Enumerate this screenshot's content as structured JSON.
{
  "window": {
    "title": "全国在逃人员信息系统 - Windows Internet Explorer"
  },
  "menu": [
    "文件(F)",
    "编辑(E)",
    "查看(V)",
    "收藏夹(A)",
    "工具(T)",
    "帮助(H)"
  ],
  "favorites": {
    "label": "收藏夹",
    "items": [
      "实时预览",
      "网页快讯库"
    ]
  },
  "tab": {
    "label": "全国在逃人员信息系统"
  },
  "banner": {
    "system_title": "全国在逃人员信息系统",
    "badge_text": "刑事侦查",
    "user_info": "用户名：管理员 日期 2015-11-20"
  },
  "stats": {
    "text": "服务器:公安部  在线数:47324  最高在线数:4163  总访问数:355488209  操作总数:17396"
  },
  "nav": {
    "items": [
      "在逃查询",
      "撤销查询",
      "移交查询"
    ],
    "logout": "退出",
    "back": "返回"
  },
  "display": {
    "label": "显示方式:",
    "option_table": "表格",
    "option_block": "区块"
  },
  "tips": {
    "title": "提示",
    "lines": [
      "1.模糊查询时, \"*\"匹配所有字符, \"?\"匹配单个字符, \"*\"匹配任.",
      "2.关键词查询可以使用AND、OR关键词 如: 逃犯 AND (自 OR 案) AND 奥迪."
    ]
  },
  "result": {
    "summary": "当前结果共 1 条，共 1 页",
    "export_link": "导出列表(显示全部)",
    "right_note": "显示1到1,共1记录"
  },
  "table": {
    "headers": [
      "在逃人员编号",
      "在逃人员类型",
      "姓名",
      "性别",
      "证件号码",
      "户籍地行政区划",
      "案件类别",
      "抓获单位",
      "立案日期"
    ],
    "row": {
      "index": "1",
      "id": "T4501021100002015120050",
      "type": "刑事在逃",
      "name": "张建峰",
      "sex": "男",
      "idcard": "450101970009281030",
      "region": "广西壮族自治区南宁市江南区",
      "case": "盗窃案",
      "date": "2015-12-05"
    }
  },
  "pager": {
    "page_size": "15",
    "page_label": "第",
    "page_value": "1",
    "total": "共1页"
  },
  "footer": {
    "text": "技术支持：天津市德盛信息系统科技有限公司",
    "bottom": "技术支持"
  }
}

What you are asked to do: Read through the lines above and collect those that contain the string "全国在逃人员信息系统".

The reply:
    "title": "全国在逃人员信息系统 - Windows Internet Explorer"
    "label": "全国在逃人员信息系统"
    "system_title": "全国在逃人员信息系统",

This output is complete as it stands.